### STATED GOAL:
Drop every picture and give the entries back exactly.

Records contained in a dataset
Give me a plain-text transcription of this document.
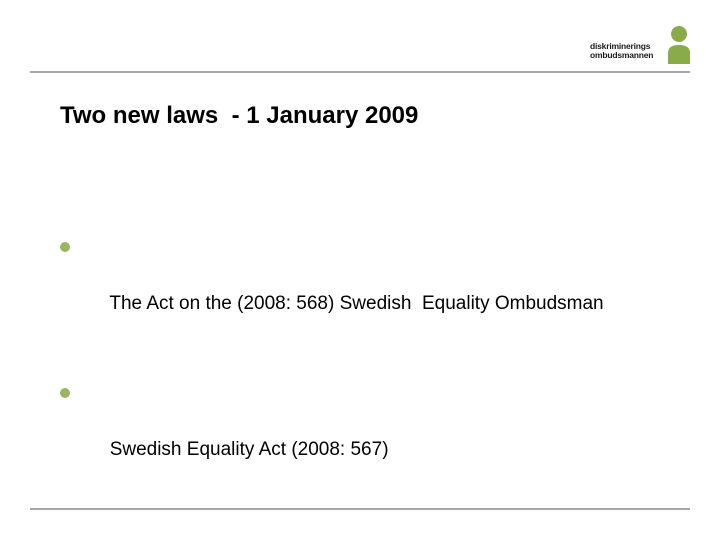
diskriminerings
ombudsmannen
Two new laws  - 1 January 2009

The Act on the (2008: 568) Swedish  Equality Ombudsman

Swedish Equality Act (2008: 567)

### RESULT FOR THIS TASK:
Give me a plain-text transcription of this document.
diskriminerings
ombudsmannen
Two new laws  - 1 January 2009

The Act on the (2008: 568) Swedish  Equality Ombudsman

Swedish Equality Act (2008: 567)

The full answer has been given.